Text segment:
--------------------------------

# Is it possible to load all images before rendering?



## firestormer (Sep 16, 2005)

I have a curved border around the content of my site, the problem is when it loads in ie (not firefox cos firefox rock!!!) the corners load one at a time, and it looks messy, ie even seems to reload them when i go from page to page when the images are the same!!

Any ideas.


----------



## haswalt (Nov 22, 2004)

You could try preloading your images for ie users, here is a simple image preloader:

http://www.roscripts.com/Javascript_image_preloader-111.html

Or you should check your cache settings as if it is loading them new each page load then the cahce is probably expiring, OR, the images are just too big to load quickly.

What size are the image?

If big (over 1K ish), do they need to be?

Harry


----------



## tomdkat (May 6, 2006)

You can also preload images using CSS.

Peace...

--------------------------------

Data to examine:
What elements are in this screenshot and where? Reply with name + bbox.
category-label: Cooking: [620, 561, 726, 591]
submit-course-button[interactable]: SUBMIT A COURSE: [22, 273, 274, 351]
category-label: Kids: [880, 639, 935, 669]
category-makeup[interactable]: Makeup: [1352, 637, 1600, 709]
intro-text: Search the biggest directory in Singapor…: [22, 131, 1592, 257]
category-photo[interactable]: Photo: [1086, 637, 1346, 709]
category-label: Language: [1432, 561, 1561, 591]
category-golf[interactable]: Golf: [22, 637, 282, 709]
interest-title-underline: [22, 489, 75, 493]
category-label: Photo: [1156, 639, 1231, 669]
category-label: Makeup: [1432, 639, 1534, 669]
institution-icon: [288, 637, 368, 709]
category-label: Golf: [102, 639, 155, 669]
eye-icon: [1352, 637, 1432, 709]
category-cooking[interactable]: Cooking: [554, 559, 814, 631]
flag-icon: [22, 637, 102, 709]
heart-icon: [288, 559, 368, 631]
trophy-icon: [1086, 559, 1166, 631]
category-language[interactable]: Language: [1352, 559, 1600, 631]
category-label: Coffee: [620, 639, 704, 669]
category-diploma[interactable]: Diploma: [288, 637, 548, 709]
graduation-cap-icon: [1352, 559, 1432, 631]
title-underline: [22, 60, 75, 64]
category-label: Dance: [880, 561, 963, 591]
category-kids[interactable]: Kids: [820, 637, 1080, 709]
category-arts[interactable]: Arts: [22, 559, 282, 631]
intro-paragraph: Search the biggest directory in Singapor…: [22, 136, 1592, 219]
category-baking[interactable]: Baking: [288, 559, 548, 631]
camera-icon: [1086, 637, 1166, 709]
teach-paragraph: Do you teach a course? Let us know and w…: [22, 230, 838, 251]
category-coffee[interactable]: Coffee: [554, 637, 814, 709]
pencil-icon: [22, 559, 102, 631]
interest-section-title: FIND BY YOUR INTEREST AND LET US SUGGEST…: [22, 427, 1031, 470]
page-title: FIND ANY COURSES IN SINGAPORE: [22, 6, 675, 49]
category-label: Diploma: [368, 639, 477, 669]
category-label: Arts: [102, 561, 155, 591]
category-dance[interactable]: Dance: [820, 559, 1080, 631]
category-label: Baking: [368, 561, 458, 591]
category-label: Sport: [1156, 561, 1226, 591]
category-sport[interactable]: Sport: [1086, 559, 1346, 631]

--------------------------------

Exercise tasks:
1. Please repeat everything in the image preloading thread from "Or you should" down to "to load quickly.", word for word.
2. List the usernames of everyone who posted in the image preloading thread.
3. Pick up the image preloading thread after its last post and continue it.

Numbered responses:
1.
Or you should check your cache settings as if it is loading them new each page load then the cahce is probably expiring, OR, the images are just too big to load quickly.

2.
firestormer
haswalt
tomdkat

3.
----------



## firestormer (Sep 16, 2005)

Thanks im looking into the css. The corner peices are 600 byte png files.

Like i say it looks ok in firefox which renderes them all at the same time but ie seems to do them one by one. its not slow as such, just messy


----------



## firestormer (Sep 16, 2005)

Hmmm it might have something to do with the images being set as the background to table cells.


----------



## tomdkat (May 6, 2006)

Maybe IE8 will behave better.

Peace...


----------



## firestormer (Sep 16, 2005)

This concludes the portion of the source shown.